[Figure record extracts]
--------------------------------------------------
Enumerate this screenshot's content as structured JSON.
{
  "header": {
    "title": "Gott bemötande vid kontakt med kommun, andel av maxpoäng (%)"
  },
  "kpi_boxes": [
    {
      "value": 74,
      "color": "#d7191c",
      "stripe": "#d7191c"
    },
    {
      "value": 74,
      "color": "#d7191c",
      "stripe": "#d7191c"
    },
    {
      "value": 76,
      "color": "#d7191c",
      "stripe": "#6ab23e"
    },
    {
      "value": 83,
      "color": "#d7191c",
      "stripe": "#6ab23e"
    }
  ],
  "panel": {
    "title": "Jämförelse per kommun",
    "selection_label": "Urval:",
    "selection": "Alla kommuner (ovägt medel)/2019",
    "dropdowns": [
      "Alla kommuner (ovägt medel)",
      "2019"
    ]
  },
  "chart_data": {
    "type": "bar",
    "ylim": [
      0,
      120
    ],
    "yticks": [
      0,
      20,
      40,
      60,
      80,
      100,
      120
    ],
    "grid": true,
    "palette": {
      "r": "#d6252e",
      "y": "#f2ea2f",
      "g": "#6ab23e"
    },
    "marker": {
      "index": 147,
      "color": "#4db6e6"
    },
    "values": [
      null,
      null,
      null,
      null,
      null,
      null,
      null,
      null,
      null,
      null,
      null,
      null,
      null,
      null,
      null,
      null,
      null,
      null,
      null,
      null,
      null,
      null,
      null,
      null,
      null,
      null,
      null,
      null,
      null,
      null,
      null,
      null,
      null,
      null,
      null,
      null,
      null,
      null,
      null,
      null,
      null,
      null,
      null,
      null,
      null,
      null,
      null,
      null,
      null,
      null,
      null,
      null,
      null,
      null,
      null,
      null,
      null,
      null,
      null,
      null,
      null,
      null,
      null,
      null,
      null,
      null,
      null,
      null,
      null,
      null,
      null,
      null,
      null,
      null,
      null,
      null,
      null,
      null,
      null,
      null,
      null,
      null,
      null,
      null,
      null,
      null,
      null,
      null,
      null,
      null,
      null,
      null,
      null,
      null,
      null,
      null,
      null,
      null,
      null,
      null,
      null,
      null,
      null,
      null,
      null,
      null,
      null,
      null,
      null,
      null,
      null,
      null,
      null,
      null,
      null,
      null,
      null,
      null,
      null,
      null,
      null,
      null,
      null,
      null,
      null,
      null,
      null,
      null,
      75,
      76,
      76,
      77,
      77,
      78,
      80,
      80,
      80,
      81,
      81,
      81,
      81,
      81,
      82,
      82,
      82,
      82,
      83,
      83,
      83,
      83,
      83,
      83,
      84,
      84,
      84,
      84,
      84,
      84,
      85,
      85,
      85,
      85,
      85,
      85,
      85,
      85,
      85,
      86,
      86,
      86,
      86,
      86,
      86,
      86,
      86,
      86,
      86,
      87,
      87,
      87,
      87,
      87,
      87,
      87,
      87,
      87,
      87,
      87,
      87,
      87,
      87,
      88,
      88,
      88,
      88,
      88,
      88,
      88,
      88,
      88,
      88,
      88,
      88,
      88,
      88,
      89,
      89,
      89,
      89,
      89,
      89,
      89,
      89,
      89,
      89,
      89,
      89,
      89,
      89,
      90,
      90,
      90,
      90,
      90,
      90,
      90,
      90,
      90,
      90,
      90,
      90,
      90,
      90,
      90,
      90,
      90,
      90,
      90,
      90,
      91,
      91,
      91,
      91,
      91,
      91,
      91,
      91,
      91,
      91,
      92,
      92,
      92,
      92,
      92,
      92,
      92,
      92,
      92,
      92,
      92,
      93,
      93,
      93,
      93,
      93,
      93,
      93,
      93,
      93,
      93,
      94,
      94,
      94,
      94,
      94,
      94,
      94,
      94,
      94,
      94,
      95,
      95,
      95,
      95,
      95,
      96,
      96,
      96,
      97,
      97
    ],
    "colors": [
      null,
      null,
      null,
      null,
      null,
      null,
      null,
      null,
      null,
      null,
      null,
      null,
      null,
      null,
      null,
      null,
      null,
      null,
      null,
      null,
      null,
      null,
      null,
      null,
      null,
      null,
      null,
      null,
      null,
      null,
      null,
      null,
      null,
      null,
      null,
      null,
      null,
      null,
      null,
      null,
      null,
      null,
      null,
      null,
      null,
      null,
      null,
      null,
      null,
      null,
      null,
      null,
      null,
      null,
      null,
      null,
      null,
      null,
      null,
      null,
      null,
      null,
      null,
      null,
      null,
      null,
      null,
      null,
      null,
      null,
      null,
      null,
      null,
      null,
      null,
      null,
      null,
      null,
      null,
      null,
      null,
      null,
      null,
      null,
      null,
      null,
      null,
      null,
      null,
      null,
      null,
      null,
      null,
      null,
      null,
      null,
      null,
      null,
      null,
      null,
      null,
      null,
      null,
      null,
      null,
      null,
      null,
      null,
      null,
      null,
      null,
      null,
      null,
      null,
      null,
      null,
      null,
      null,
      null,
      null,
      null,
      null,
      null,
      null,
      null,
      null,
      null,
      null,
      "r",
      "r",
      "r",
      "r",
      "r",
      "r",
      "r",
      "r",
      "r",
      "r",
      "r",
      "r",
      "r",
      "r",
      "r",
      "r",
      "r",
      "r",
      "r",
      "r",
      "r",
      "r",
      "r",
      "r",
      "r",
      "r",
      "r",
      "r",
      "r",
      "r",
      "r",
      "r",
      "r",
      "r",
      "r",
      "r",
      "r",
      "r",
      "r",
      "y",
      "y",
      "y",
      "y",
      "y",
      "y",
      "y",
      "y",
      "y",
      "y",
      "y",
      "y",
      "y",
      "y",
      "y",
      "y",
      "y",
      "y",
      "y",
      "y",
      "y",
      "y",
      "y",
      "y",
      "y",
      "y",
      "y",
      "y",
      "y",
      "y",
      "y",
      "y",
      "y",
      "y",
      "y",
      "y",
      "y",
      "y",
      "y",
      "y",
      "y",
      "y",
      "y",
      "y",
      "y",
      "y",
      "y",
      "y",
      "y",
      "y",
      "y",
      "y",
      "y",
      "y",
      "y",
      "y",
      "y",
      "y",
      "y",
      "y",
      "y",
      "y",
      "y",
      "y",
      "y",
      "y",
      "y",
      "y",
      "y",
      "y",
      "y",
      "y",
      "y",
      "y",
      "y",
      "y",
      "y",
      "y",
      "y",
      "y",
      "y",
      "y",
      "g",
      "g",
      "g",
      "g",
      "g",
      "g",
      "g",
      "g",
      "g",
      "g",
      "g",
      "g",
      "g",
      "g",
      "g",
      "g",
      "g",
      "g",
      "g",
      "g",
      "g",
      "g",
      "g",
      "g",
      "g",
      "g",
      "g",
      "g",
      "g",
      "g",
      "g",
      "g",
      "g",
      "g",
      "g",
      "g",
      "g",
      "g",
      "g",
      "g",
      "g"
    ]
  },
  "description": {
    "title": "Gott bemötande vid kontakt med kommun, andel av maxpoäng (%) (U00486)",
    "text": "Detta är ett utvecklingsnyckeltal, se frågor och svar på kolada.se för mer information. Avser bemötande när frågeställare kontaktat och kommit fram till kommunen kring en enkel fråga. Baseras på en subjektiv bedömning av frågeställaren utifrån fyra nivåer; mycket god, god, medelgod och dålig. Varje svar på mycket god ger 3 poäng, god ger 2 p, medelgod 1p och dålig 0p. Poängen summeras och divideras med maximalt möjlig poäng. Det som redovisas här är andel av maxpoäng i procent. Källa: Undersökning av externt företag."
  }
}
--------------------------------------------------
▶ INSTRUCTION
Find the lines above holding the word "ovägt" and show them.

▶ CORRECT ANSWER
    "selection": "Alla kommuner (ovägt medel)/2019",
      "Alla kommuner (ovägt medel)",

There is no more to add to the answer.